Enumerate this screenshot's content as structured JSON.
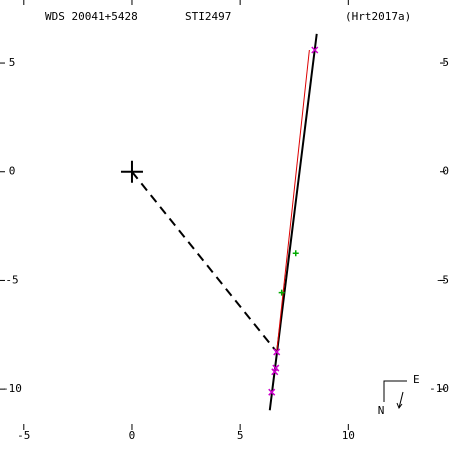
{
  "chart_data": {
    "type": "orbit",
    "header": [
      "WDS 20041+5428",
      "STI2497",
      "(Hrt2017a)"
    ],
    "compass": [
      "E",
      "N"
    ],
    "xlim": [
      -6.1,
      14.7
    ],
    "ylim": [
      -12.8,
      7.9
    ],
    "xticks": [
      -5,
      0,
      5,
      10
    ],
    "yticks": [
      5,
      0,
      -5,
      -10
    ],
    "primary": {
      "x": 0,
      "y": 0
    },
    "series": [
      {
        "style": "solid",
        "color": "#000000",
        "x": [
          6.37,
          8.54
        ],
        "y": [
          -10.97,
          6.34
        ]
      },
      {
        "style": "solid",
        "color": "#dd0000",
        "x": [
          6.69,
          8.2
        ],
        "y": [
          -8.29,
          5.6
        ]
      },
      {
        "style": "dashed",
        "color": "#000000",
        "x": [
          0,
          6.69
        ],
        "y": [
          0,
          -8.29
        ]
      },
      {
        "style": "marker",
        "marker": "x",
        "color": "#cc00cc",
        "x": [
          8.45,
          6.69,
          6.65,
          6.6,
          6.46
        ],
        "y": [
          5.6,
          -8.29,
          -9.03,
          -9.2,
          -10.14
        ]
      },
      {
        "style": "marker",
        "marker": "+",
        "color": "#00aa00",
        "x": [
          7.57,
          6.92
        ],
        "y": [
          -3.75,
          -5.56
        ]
      }
    ]
  }
}
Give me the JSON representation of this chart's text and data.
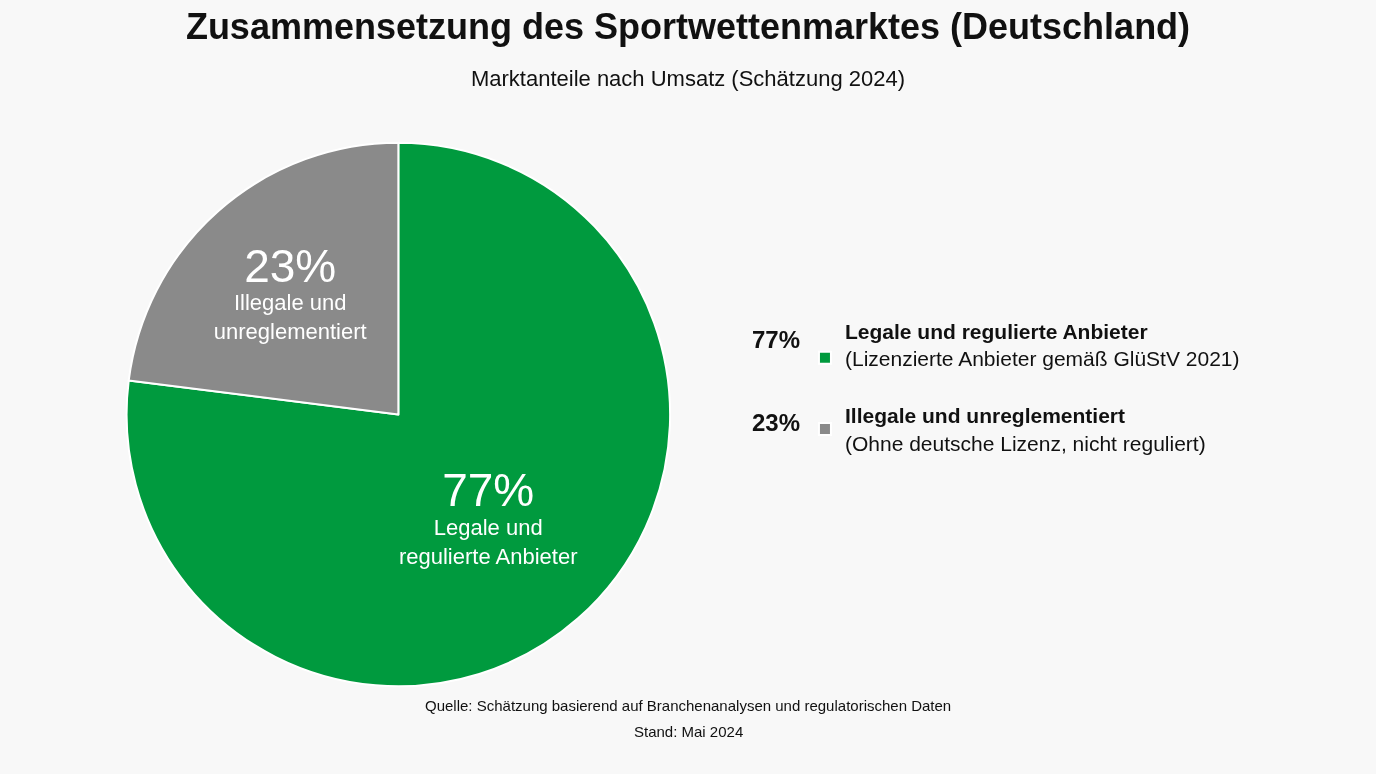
{
  "chart_data": {
    "type": "pie",
    "title": "Zusammensetzung des Sportwettenmarktes (Deutschland)",
    "subtitle": "Marktanteile nach Umsatz (Schätzung 2024)",
    "categories": [
      "Legale und regulierte Anbieter",
      "Illegale und unreglementiert"
    ],
    "values": [
      77,
      23
    ],
    "value_labels": [
      "77%",
      "23%"
    ],
    "colors": [
      "#009a3e",
      "#8a8a8a"
    ],
    "legend": "right",
    "annotations": [
      "(Lizenzierte Anbieter gemäß GlüStV 2021)",
      "(Ohne deutsche Lizenz, nicht reguliert)",
      "Quelle: Schätzung basierend auf Branchenanalysen und regulatorischen Daten",
      "Stand: Mai 2024"
    ]
  }
}
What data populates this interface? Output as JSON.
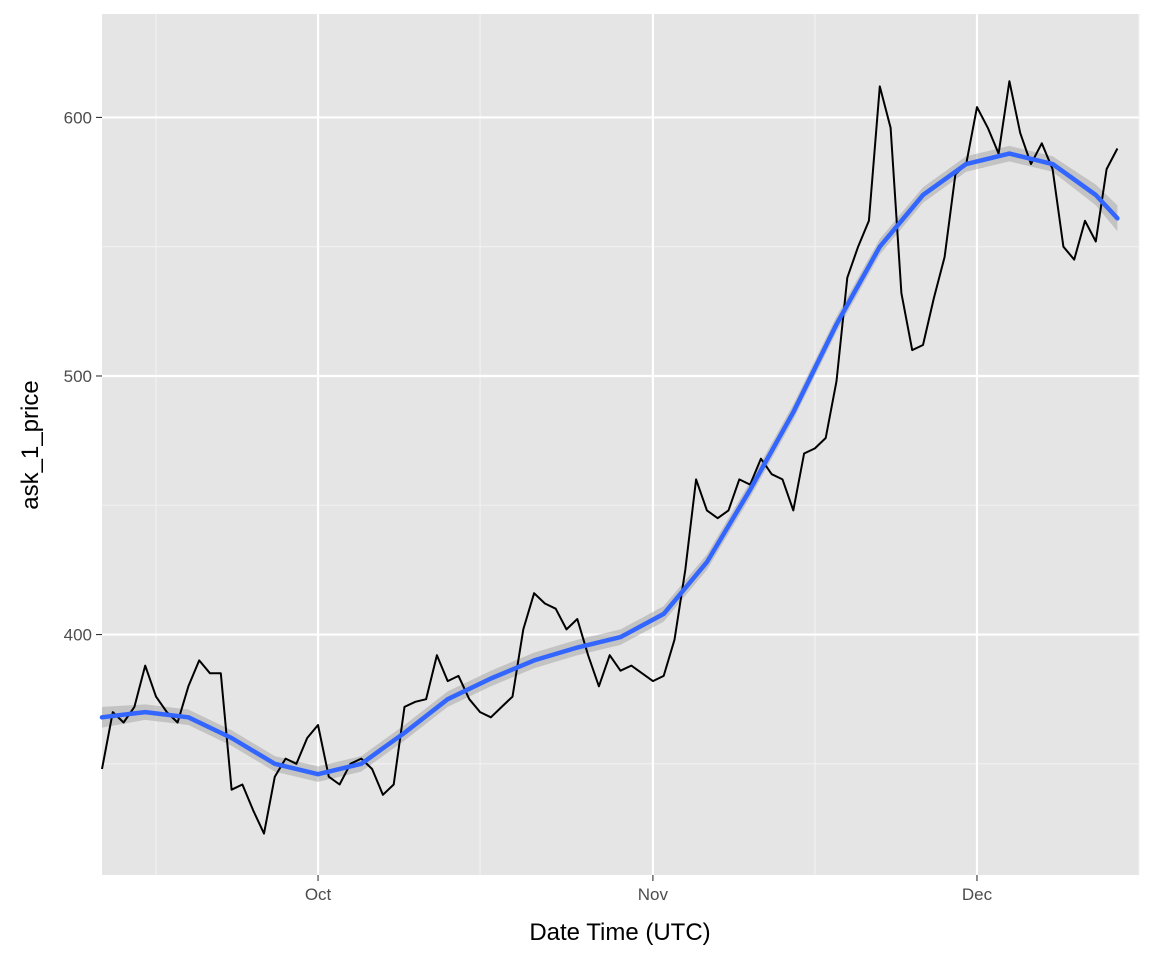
{
  "chart_data": {
    "type": "line",
    "title": "",
    "xlabel": "Date Time (UTC)",
    "ylabel": "ask_1_price",
    "x_range": [
      "2016-09-11",
      "2016-12-16"
    ],
    "ylim": [
      307,
      640
    ],
    "x_ticks": [
      {
        "label": "Oct",
        "date": "2016-10-01"
      },
      {
        "label": "Nov",
        "date": "2016-11-01"
      },
      {
        "label": "Dec",
        "date": "2016-12-01"
      }
    ],
    "x_minor_ticks": [
      "2016-09-16",
      "2016-10-16",
      "2016-11-16",
      "2016-12-16"
    ],
    "y_ticks": [
      400,
      500,
      600
    ],
    "y_minor_ticks": [
      350,
      450,
      550
    ],
    "grid": true,
    "background": "#E5E5E5",
    "series": [
      {
        "role": "data",
        "color": "#000000",
        "x": [
          "2016-09-11",
          "2016-09-12",
          "2016-09-13",
          "2016-09-14",
          "2016-09-15",
          "2016-09-16",
          "2016-09-17",
          "2016-09-18",
          "2016-09-19",
          "2016-09-20",
          "2016-09-21",
          "2016-09-22",
          "2016-09-23",
          "2016-09-24",
          "2016-09-25",
          "2016-09-26",
          "2016-09-27",
          "2016-09-28",
          "2016-09-29",
          "2016-09-30",
          "2016-10-01",
          "2016-10-02",
          "2016-10-03",
          "2016-10-04",
          "2016-10-05",
          "2016-10-06",
          "2016-10-07",
          "2016-10-08",
          "2016-10-09",
          "2016-10-10",
          "2016-10-11",
          "2016-10-12",
          "2016-10-13",
          "2016-10-14",
          "2016-10-15",
          "2016-10-16",
          "2016-10-17",
          "2016-10-18",
          "2016-10-19",
          "2016-10-20",
          "2016-10-21",
          "2016-10-22",
          "2016-10-23",
          "2016-10-24",
          "2016-10-25",
          "2016-10-26",
          "2016-10-27",
          "2016-10-28",
          "2016-10-29",
          "2016-10-30",
          "2016-10-31",
          "2016-11-01",
          "2016-11-02",
          "2016-11-03",
          "2016-11-04",
          "2016-11-05",
          "2016-11-06",
          "2016-11-07",
          "2016-11-08",
          "2016-11-09",
          "2016-11-10",
          "2016-11-11",
          "2016-11-12",
          "2016-11-13",
          "2016-11-14",
          "2016-11-15",
          "2016-11-16",
          "2016-11-17",
          "2016-11-18",
          "2016-11-19",
          "2016-11-20",
          "2016-11-21",
          "2016-11-22",
          "2016-11-23",
          "2016-11-24",
          "2016-11-25",
          "2016-11-26",
          "2016-11-27",
          "2016-11-28",
          "2016-11-29",
          "2016-11-30",
          "2016-12-01",
          "2016-12-02",
          "2016-12-03",
          "2016-12-04",
          "2016-12-05",
          "2016-12-06",
          "2016-12-07",
          "2016-12-08",
          "2016-12-09",
          "2016-12-10",
          "2016-12-11",
          "2016-12-12",
          "2016-12-13",
          "2016-12-14"
        ],
        "y": [
          348,
          370,
          366,
          372,
          388,
          376,
          370,
          366,
          380,
          390,
          385,
          385,
          340,
          342,
          332,
          323,
          345,
          352,
          350,
          360,
          365,
          345,
          342,
          350,
          352,
          348,
          338,
          342,
          372,
          374,
          375,
          392,
          382,
          384,
          375,
          370,
          368,
          372,
          376,
          402,
          416,
          412,
          410,
          402,
          406,
          392,
          380,
          392,
          386,
          388,
          385,
          382,
          384,
          398,
          425,
          460,
          448,
          445,
          448,
          460,
          458,
          468,
          462,
          460,
          448,
          470,
          472,
          476,
          498,
          538,
          550,
          560,
          612,
          596,
          532,
          510,
          512,
          530,
          546,
          578,
          582,
          604,
          596,
          586,
          614,
          594,
          582,
          590,
          580,
          550,
          545,
          560,
          552,
          580,
          588
        ]
      },
      {
        "role": "smooth-fit",
        "color": "#3366FF",
        "band_color": "#999999",
        "x": [
          "2016-09-11",
          "2016-09-15",
          "2016-09-19",
          "2016-09-23",
          "2016-09-27",
          "2016-10-01",
          "2016-10-05",
          "2016-10-09",
          "2016-10-13",
          "2016-10-17",
          "2016-10-21",
          "2016-10-25",
          "2016-10-29",
          "2016-11-02",
          "2016-11-06",
          "2016-11-10",
          "2016-11-14",
          "2016-11-18",
          "2016-11-22",
          "2016-11-26",
          "2016-11-30",
          "2016-12-04",
          "2016-12-08",
          "2016-12-12",
          "2016-12-14"
        ],
        "y": [
          368,
          370,
          368,
          360,
          350,
          346,
          350,
          362,
          375,
          383,
          390,
          395,
          399,
          408,
          428,
          456,
          486,
          520,
          550,
          570,
          582,
          586,
          582,
          570,
          561
        ],
        "band_halfwidth": [
          4,
          3,
          3,
          3,
          3,
          3,
          3,
          3,
          3,
          3,
          3,
          3,
          3,
          3,
          3,
          3,
          3,
          3,
          3,
          3,
          3,
          3,
          3,
          4,
          5
        ]
      }
    ]
  }
}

■ Direction
Reproduce the data verbatim. Do not carry any picture into the copy.

■ Full solution
Enumerate this screenshot's content as structured JSON.
{
  "chart_data": {
    "type": "orbit",
    "header": [
      "WDS 20041+5428",
      "STI2497",
      "(Hrt2017a)"
    ],
    "compass": [
      "E",
      "N"
    ],
    "xlim": [
      -6.1,
      14.7
    ],
    "ylim": [
      -12.8,
      7.9
    ],
    "xticks": [
      -5,
      0,
      5,
      10
    ],
    "yticks": [
      5,
      0,
      -5,
      -10
    ],
    "primary": {
      "x": 0,
      "y": 0
    },
    "series": [
      {
        "style": "solid",
        "color": "#000000",
        "x": [
          6.37,
          8.54
        ],
        "y": [
          -10.97,
          6.34
        ]
      },
      {
        "style": "solid",
        "color": "#dd0000",
        "x": [
          6.69,
          8.2
        ],
        "y": [
          -8.29,
          5.6
        ]
      },
      {
        "style": "dashed",
        "color": "#000000",
        "x": [
          0,
          6.69
        ],
        "y": [
          0,
          -8.29
        ]
      },
      {
        "style": "marker",
        "marker": "x",
        "color": "#cc00cc",
        "x": [
          8.45,
          6.69,
          6.65,
          6.6,
          6.46
        ],
        "y": [
          5.6,
          -8.29,
          -9.03,
          -9.2,
          -10.14
        ]
      },
      {
        "style": "marker",
        "marker": "+",
        "color": "#00aa00",
        "x": [
          7.57,
          6.92
        ],
        "y": [
          -3.75,
          -5.56
        ]
      }
    ]
  }
}
Give me the JSON representation of this chart's text and data.
{
  "chart_data": {
    "type": "pie",
    "title": "Zusammensetzung des Sportwettenmarktes (Deutschland)",
    "subtitle": "Marktanteile nach Umsatz (Schätzung 2024)",
    "categories": [
      "Legale und regulierte Anbieter",
      "Illegale und unreglementiert"
    ],
    "values": [
      77,
      23
    ],
    "value_labels": [
      "77%",
      "23%"
    ],
    "colors": [
      "#009a3e",
      "#8a8a8a"
    ],
    "legend": "right",
    "annotations": [
      "(Lizenzierte Anbieter gemäß GlüStV 2021)",
      "(Ohne deutsche Lizenz, nicht reguliert)",
      "Quelle: Schätzung basierend auf Branchenanalysen und regulatorischen Daten",
      "Stand: Mai 2024"
    ]
  }
}
What data populates this interface? Output as JSON.
{
  "chart_data": {
    "type": "line",
    "title": "",
    "xlabel": "Date Time (UTC)",
    "ylabel": "ask_1_price",
    "x_range": [
      "2016-09-11",
      "2016-12-16"
    ],
    "ylim": [
      307,
      640
    ],
    "x_ticks": [
      {
        "label": "Oct",
        "date": "2016-10-01"
      },
      {
        "label": "Nov",
        "date": "2016-11-01"
      },
      {
        "label": "Dec",
        "date": "2016-12-01"
      }
    ],
    "x_minor_ticks": [
      "2016-09-16",
      "2016-10-16",
      "2016-11-16",
      "2016-12-16"
    ],
    "y_ticks": [
      400,
      500,
      600
    ],
    "y_minor_ticks": [
      350,
      450,
      550
    ],
    "grid": true,
    "background": "#E5E5E5",
    "series": [
      {
        "role": "data",
        "color": "#000000",
        "x": [
          "2016-09-11",
          "2016-09-12",
          "2016-09-13",
          "2016-09-14",
          "2016-09-15",
          "2016-09-16",
          "2016-09-17",
          "2016-09-18",
          "2016-09-19",
          "2016-09-20",
          "2016-09-21",
          "2016-09-22",
          "2016-09-23",
          "2016-09-24",
          "2016-09-25",
          "2016-09-26",
          "2016-09-27",
          "2016-09-28",
          "2016-09-29",
          "2016-09-30",
          "2016-10-01",
          "2016-10-02",
          "2016-10-03",
          "2016-10-04",
          "2016-10-05",
          "2016-10-06",
          "2016-10-07",
          "2016-10-08",
          "2016-10-09",
          "2016-10-10",
          "2016-10-11",
          "2016-10-12",
          "2016-10-13",
          "2016-10-14",
          "2016-10-15",
          "2016-10-16",
          "2016-10-17",
          "2016-10-18",
          "2016-10-19",
          "2016-10-20",
          "2016-10-21",
          "2016-10-22",
          "2016-10-23",
          "2016-10-24",
          "2016-10-25",
          "2016-10-26",
          "2016-10-27",
          "2016-10-28",
          "2016-10-29",
          "2016-10-30",
          "2016-10-31",
          "2016-11-01",
          "2016-11-02",
          "2016-11-03",
          "2016-11-04",
          "2016-11-05",
          "2016-11-06",
          "2016-11-07",
          "2016-11-08",
          "2016-11-09",
          "2016-11-10",
          "2016-11-11",
          "2016-11-12",
          "2016-11-13",
          "2016-11-14",
          "2016-11-15",
          "2016-11-16",
          "2016-11-17",
          "2016-11-18",
          "2016-11-19",
          "2016-11-20",
          "2016-11-21",
          "2016-11-22",
          "2016-11-23",
          "2016-11-24",
          "2016-11-25",
          "2016-11-26",
          "2016-11-27",
          "2016-11-28",
          "2016-11-29",
          "2016-11-30",
          "2016-12-01",
          "2016-12-02",
          "2016-12-03",
          "2016-12-04",
          "2016-12-05",
          "2016-12-06",
          "2016-12-07",
          "2016-12-08",
          "2016-12-09",
          "2016-12-10",
          "2016-12-11",
          "2016-12-12",
          "2016-12-13",
          "2016-12-14"
        ],
        "y": [
          348,
          370,
          366,
          372,
          388,
          376,
          370,
          366,
          380,
          390,
          385,
          385,
          340,
          342,
          332,
          323,
          345,
          352,
          350,
          360,
          365,
          345,
          342,
          350,
          352,
          348,
          338,
          342,
          372,
          374,
          375,
          392,
          382,
          384,
          375,
          370,
          368,
          372,
          376,
          402,
          416,
          412,
          410,
          402,
          406,
          392,
          380,
          392,
          386,
          388,
          385,
          382,
          384,
          398,
          425,
          460,
          448,
          445,
          448,
          460,
          458,
          468,
          462,
          460,
          448,
          470,
          472,
          476,
          498,
          538,
          550,
          560,
          612,
          596,
          532,
          510,
          512,
          530,
          546,
          578,
          582,
          604,
          596,
          586,
          614,
          594,
          582,
          590,
          580,
          550,
          545,
          560,
          552,
          580,
          588
        ]
      },
      {
        "role": "smooth-fit",
        "color": "#3366FF",
        "band_color": "#999999",
        "x": [
          "2016-09-11",
          "2016-09-15",
          "2016-09-19",
          "2016-09-23",
          "2016-09-27",
          "2016-10-01",
          "2016-10-05",
          "2016-10-09",
          "2016-10-13",
          "2016-10-17",
          "2016-10-21",
          "2016-10-25",
          "2016-10-29",
          "2016-11-02",
          "2016-11-06",
          "2016-11-10",
          "2016-11-14",
          "2016-11-18",
          "2016-11-22",
          "2016-11-26",
          "2016-11-30",
          "2016-12-04",
          "2016-12-08",
          "2016-12-12",
          "2016-12-14"
        ],
        "y": [
          368,
          370,
          368,
          360,
          350,
          346,
          350,
          362,
          375,
          383,
          390,
          395,
          399,
          408,
          428,
          456,
          486,
          520,
          550,
          570,
          582,
          586,
          582,
          570,
          561
        ],
        "band_halfwidth": [
          4,
          3,
          3,
          3,
          3,
          3,
          3,
          3,
          3,
          3,
          3,
          3,
          3,
          3,
          3,
          3,
          3,
          3,
          3,
          3,
          3,
          3,
          3,
          4,
          5
        ]
      }
    ]
  }
}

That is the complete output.